Look through the material below. Copy every line with the string "page" in it.

=-=-=

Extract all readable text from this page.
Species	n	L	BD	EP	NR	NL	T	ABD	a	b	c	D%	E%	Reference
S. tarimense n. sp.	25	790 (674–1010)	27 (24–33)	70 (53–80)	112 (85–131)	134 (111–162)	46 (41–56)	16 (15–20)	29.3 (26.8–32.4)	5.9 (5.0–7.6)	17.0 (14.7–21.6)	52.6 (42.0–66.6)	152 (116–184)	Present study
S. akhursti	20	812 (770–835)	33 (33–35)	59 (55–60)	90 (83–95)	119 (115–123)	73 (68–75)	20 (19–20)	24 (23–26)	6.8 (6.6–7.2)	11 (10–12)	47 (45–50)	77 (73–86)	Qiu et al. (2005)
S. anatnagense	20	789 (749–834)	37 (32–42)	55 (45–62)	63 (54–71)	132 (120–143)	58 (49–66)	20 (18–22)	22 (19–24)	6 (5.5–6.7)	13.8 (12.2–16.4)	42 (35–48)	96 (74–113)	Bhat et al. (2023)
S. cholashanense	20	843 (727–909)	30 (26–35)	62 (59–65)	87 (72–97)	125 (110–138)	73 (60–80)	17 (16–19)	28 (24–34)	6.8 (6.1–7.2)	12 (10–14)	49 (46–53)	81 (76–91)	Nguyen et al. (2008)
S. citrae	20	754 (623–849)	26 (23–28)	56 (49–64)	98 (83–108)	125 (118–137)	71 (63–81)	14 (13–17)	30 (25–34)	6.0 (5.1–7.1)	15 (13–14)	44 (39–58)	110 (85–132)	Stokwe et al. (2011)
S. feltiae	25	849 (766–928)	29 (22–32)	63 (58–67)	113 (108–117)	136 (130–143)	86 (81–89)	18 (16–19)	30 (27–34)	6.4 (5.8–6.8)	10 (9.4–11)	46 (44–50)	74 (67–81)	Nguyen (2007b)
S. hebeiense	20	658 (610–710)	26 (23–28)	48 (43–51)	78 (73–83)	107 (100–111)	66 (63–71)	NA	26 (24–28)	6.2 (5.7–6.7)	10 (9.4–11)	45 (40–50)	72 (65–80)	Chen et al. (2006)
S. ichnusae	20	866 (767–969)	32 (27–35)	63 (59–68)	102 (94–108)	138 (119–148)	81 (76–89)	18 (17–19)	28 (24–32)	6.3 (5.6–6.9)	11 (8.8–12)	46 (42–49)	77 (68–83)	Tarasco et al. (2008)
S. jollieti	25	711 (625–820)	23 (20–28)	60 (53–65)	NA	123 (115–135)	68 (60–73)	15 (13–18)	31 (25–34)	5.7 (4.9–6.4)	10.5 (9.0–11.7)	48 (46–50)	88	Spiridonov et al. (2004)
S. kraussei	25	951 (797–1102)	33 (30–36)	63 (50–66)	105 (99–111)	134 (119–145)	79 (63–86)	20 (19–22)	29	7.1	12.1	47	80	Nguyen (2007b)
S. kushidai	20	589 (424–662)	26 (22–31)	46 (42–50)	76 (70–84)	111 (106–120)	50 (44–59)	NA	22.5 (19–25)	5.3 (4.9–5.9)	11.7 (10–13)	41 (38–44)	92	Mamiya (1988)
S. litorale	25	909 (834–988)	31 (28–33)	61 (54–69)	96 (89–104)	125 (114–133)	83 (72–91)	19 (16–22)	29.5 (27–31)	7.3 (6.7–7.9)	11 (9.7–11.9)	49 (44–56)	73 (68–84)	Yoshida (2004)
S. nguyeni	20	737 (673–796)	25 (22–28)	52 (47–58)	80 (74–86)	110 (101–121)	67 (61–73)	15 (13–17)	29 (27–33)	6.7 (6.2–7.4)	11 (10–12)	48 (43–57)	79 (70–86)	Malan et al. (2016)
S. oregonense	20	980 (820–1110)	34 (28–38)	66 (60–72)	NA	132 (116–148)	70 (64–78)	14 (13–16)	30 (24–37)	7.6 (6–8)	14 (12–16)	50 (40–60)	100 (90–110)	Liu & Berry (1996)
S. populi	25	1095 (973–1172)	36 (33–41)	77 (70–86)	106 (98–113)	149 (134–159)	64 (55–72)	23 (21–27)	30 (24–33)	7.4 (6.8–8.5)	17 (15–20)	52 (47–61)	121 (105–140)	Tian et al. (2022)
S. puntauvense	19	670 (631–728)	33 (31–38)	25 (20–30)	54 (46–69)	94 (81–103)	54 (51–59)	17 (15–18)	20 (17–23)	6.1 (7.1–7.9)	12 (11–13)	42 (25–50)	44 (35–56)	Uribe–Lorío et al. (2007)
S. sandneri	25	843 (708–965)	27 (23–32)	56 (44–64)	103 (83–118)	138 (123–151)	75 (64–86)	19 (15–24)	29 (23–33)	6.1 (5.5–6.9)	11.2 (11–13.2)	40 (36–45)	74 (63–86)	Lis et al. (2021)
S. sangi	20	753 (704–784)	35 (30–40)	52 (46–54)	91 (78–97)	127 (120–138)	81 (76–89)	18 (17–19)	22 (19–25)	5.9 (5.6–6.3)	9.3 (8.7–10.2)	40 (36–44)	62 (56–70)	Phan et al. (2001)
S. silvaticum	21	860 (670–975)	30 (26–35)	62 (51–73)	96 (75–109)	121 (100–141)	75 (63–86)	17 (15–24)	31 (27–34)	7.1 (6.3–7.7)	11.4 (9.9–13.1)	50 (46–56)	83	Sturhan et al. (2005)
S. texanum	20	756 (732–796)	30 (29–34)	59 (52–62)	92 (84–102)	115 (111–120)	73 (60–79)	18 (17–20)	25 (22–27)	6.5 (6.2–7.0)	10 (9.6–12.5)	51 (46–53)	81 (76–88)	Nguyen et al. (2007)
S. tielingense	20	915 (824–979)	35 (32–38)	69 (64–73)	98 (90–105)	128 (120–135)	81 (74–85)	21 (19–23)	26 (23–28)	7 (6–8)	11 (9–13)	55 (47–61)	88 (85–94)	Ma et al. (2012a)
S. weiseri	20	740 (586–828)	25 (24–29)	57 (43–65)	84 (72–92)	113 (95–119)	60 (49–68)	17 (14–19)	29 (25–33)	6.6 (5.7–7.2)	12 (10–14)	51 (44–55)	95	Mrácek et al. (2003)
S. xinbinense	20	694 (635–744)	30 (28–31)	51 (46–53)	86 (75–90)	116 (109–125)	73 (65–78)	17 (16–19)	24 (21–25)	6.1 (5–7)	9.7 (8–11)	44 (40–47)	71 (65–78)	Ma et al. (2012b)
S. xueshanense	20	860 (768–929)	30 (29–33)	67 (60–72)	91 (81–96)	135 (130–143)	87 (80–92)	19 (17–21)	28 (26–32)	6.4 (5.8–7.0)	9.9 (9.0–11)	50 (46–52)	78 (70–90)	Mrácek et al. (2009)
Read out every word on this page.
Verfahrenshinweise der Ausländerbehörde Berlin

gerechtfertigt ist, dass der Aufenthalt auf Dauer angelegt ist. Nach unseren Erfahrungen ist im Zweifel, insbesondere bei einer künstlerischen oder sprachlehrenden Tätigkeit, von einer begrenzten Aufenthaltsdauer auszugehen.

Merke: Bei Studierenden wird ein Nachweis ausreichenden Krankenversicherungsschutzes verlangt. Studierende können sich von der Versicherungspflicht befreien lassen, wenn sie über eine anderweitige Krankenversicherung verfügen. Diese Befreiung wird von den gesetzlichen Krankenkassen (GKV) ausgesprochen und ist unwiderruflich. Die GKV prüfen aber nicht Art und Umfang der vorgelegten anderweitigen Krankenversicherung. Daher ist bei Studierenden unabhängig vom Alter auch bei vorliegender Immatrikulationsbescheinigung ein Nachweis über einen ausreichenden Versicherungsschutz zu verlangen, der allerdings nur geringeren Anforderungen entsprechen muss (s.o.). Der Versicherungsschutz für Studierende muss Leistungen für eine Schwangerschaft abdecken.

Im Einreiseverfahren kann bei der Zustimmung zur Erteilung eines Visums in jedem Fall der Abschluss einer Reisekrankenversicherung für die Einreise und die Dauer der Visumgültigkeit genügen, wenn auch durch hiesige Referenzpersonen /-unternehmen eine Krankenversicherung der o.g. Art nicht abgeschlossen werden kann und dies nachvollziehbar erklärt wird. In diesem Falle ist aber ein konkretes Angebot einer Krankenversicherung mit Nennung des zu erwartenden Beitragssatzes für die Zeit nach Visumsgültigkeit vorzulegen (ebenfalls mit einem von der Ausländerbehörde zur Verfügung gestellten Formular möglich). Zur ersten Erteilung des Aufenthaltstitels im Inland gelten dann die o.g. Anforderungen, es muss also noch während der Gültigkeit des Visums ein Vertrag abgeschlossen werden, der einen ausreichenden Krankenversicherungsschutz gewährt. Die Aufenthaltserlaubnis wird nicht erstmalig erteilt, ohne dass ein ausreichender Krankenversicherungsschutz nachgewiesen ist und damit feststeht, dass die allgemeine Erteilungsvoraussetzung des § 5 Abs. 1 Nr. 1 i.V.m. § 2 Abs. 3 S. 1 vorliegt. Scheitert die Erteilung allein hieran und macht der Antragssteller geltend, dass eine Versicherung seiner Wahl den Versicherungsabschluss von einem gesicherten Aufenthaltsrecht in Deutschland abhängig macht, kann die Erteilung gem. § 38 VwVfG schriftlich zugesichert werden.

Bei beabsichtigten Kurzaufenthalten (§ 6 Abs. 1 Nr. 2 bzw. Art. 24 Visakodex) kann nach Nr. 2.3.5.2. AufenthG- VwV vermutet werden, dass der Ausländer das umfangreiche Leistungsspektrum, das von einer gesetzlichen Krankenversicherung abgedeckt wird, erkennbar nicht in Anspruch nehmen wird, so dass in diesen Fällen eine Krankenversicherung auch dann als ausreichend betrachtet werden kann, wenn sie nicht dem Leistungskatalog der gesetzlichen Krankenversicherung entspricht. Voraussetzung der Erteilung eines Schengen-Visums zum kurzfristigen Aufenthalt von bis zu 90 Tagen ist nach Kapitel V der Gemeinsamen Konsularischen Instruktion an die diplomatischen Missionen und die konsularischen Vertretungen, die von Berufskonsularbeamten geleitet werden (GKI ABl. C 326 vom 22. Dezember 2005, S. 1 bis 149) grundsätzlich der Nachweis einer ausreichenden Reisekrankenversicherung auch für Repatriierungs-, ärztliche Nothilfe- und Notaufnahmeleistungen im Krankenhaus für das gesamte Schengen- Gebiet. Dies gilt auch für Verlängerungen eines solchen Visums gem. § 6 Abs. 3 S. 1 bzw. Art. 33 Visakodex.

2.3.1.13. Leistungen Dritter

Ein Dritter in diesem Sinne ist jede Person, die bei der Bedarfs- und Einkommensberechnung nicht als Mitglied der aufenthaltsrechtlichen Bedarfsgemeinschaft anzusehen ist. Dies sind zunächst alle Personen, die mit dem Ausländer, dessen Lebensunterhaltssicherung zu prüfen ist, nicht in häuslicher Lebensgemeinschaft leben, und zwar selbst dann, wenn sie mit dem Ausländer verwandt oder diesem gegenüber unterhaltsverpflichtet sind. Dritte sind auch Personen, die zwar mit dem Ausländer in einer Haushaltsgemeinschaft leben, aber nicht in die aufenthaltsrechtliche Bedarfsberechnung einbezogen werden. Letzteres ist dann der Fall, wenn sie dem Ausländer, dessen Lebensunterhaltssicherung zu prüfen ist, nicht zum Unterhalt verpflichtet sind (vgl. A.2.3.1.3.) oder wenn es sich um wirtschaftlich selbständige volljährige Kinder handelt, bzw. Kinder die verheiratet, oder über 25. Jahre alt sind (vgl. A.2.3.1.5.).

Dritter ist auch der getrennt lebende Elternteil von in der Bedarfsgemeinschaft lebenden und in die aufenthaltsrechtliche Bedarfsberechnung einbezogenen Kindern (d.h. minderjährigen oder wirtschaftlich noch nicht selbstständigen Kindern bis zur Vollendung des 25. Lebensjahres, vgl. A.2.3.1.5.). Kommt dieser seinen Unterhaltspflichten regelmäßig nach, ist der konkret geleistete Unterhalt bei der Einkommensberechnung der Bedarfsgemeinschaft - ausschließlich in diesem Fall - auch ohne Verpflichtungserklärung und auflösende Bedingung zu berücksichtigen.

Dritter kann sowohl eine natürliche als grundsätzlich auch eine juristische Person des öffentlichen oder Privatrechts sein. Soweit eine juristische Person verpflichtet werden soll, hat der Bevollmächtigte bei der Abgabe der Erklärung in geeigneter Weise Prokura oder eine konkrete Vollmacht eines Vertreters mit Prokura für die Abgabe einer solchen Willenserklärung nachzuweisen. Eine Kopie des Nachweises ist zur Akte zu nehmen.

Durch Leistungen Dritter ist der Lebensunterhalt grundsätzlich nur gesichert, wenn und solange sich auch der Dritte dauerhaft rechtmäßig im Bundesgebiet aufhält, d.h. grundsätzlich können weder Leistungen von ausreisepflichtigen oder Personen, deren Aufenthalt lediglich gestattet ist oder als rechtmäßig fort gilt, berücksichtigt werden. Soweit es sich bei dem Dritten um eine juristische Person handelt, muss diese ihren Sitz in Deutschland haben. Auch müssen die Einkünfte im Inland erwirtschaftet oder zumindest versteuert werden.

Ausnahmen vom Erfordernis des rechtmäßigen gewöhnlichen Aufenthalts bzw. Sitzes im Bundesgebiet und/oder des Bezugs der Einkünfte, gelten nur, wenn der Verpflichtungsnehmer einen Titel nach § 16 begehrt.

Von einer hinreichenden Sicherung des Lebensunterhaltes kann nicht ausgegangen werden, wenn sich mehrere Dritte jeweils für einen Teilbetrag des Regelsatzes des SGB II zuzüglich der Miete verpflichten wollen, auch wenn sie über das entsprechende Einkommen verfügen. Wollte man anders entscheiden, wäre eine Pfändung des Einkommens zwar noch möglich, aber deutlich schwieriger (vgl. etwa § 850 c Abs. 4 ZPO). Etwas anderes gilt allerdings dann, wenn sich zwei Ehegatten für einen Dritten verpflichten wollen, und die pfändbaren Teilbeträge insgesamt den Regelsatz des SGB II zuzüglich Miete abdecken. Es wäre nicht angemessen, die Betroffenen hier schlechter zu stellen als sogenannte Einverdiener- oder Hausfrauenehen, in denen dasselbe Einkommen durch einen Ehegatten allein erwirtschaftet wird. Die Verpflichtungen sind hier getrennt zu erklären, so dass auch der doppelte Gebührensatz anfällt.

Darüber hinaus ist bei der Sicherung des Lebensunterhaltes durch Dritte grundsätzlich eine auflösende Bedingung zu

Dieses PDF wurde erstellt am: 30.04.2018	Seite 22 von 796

=-=-=

RESPONSE BELOW:
Extract all readable text from this page.
Read out every word on this page.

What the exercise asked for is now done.